Problem to work on:
Give the total number of lines with the word "text" in them, and no other words.

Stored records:
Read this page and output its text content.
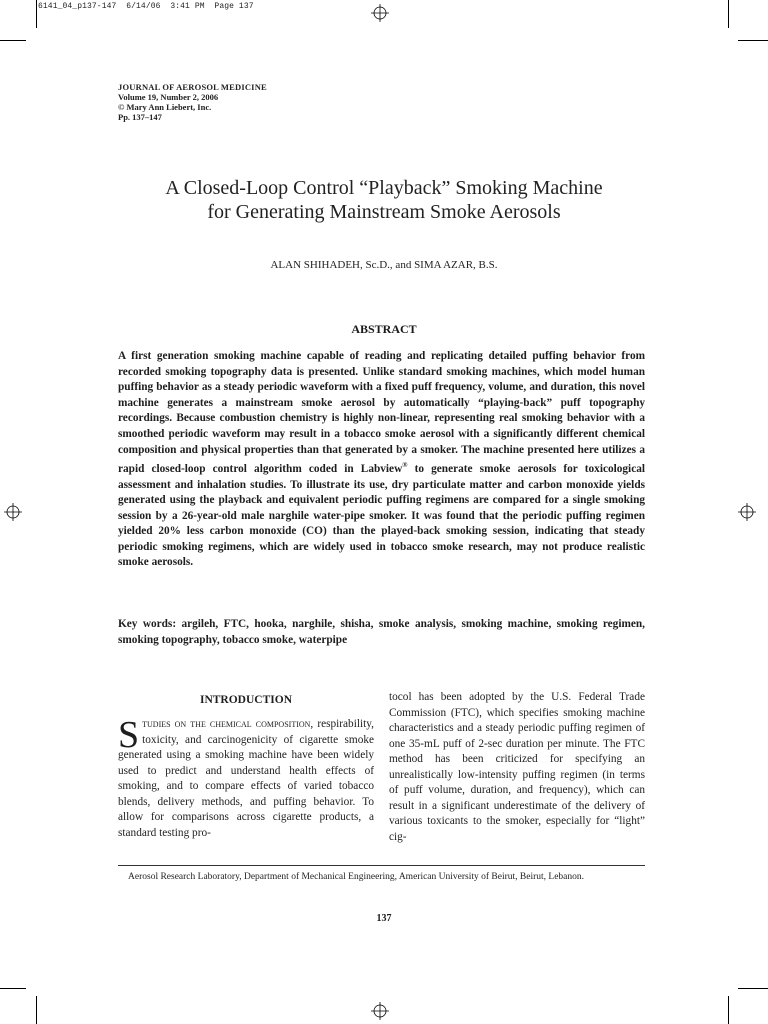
6141_04_p137-147  6/14/06  3:41 PM  Page 137
JOURNAL OF AEROSOL MEDICINE
Volume 19, Number 2, 2006
© Mary Ann Liebert, Inc.
Pp. 137–147
A Closed-Loop Control “Playback” Smoking Machine
for Generating Mainstream Smoke Aerosols
ALAN SHIHADEH, Sc.D., and SIMA AZAR, B.S.
ABSTRACT
A first generation smoking machine capable of reading and replicating detailed puffing behavior from recorded smoking topography data is presented. Unlike standard smoking machines, which model human puffing behavior as a steady periodic waveform with a fixed puff frequency, volume, and duration, this novel machine generates a mainstream smoke aerosol by automatically “playing-back” puff topography recordings. Because combustion chemistry is highly non-linear, representing real smoking behavior with a smoothed periodic waveform may result in a tobacco smoke aerosol with a significantly different chemical composition and physical properties than that generated by a smoker. The machine presented here utilizes a rapid closed-loop control algorithm coded in Labview® to generate smoke aerosols for toxicological assessment and inhalation studies. To illustrate its use, dry particulate matter and carbon monoxide yields generated using the playback and equivalent periodic puffing regimens are compared for a single smoking session by a 26-year-old male narghile water-pipe smoker. It was found that the periodic puffing regimen yielded 20% less carbon monoxide (CO) than the played-back smoking session, indicating that steady periodic smoking regimens, which are widely used in tobacco smoke research, may not produce realistic smoke aerosols.
Key words: argileh, FTC, hooka, narghile, shisha, smoke analysis, smoking machine, smoking regimen, smoking topography, tobacco smoke, waterpipe
INTRODUCTION
Studies on the chemical composition, respirability, toxicity, and carcinogenicity of cigarette smoke generated using a smoking machine have been widely used to predict and understand health effects of smoking, and to compare effects of varied tobacco blends, delivery methods, and puffing behavior. To allow for comparisons across cigarette products, a standard testing pro-
tocol has been adopted by the U.S. Federal Trade Commission (FTC), which specifies smoking machine characteristics and a steady periodic puffing regimen of one 35-mL puff of 2-sec duration per minute. The FTC method has been criticized for specifying an unrealistically low-intensity puffing regimen (in terms of puff volume, duration, and frequency), which can result in a significant underestimate of the delivery of various toxicants to the smoker, especially for “light” cig-
Aerosol Research Laboratory, Department of Mechanical Engineering, American University of Beirut, Beirut, Lebanon.
137
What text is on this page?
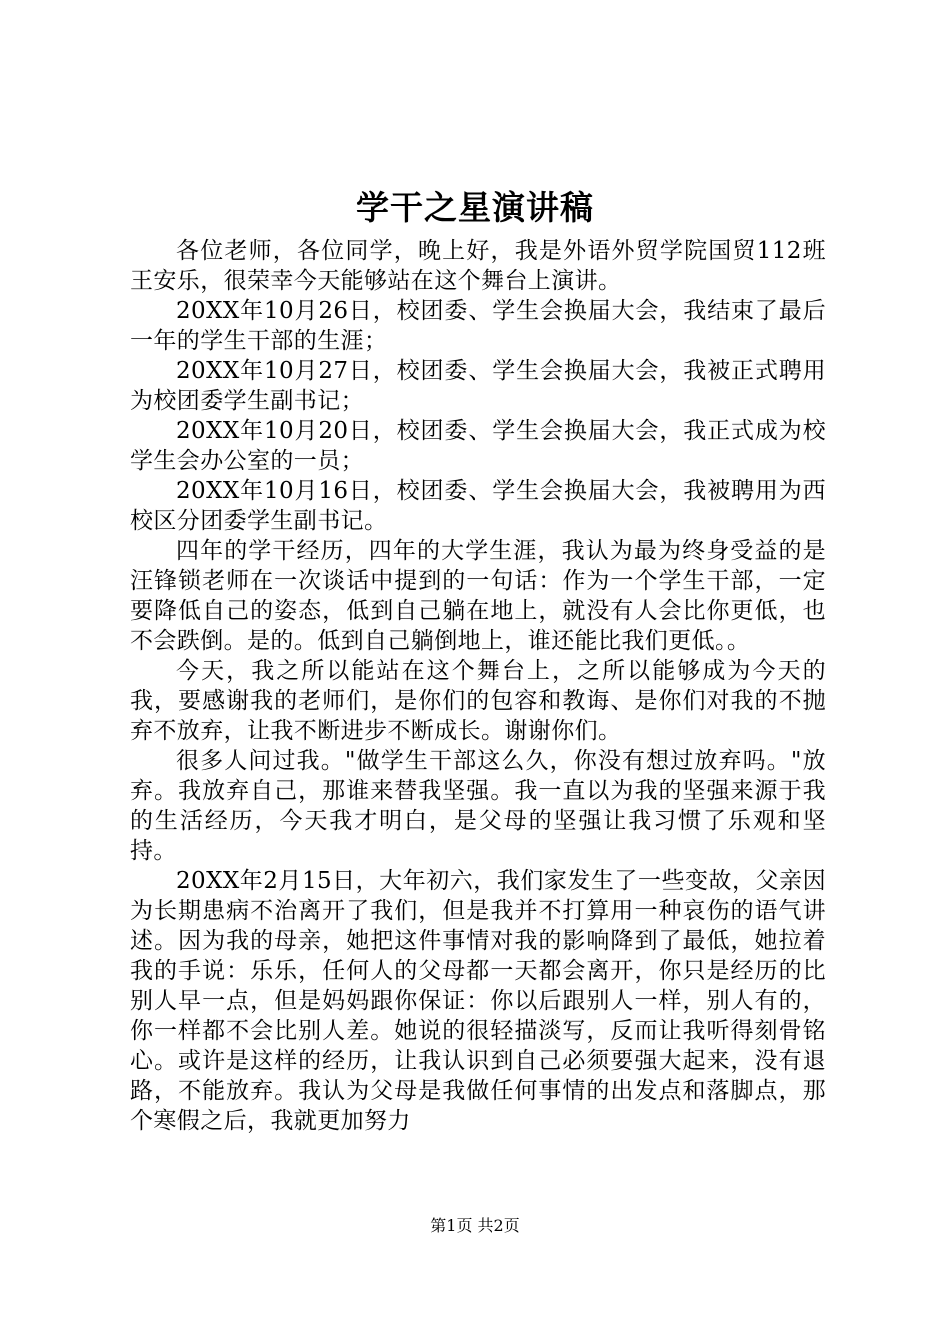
学干之星演讲稿

各位老师，各位同学，晚上好，我是外语外贸学院国贸112班王安乐，很荣幸今天能够站在这个舞台上演讲。

20XX年10月26日，校团委、学生会换届大会，我结束了最后一年的学生干部的生涯；

20XX年10月27日，校团委、学生会换届大会，我被正式聘用为校团委学生副书记；

20XX年10月20日，校团委、学生会换届大会，我正式成为校学生会办公室的一员；

20XX年10月16日，校团委、学生会换届大会，我被聘用为西校区分团委学生副书记。

四年的学干经历，四年的大学生涯，我认为最为终身受益的是汪锋锁老师在一次谈话中提到的一句话：作为一个学生干部，一定要降低自己的姿态，低到自己躺在地上，就没有人会比你更低，也不会跌倒。是的。低到自己躺倒地上，谁还能比我们更低。。

今天，我之所以能站在这个舞台上，之所以能够成为今天的我，要感谢我的老师们，是你们的包容和教诲、是你们对我的不抛弃不放弃，让我不断进步不断成长。谢谢你们。

很多人问过我。"做学生干部这么久，你没有想过放弃吗。"放弃。我放弃自己，那谁来替我坚强。我一直以为我的坚强来源于我的生活经历，今天我才明白，是父母的坚强让我习惯了乐观和坚持。

20XX年2月15日，大年初六，我们家发生了一些变故，父亲因为长期患病不治离开了我们，但是我并不打算用一种哀伤的语气讲述。因为我的母亲，她把这件事情对我的影响降到了最低，她拉着我的手说：乐乐，任何人的父母都一天都会离开，你只是经历的比别人早一点，但是妈妈跟你保证：你以后跟别人一样，别人有的，你一样都不会比别人差。她说的很轻描淡写，反而让我听得刻骨铭心。或许是这样的经历，让我认识到自己必须要强大起来，没有退路，不能放弃。我认为父母是我做任何事情的出发点和落脚点，那个寒假之后，我就更加努力

第1页 共2页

Response to this task:
2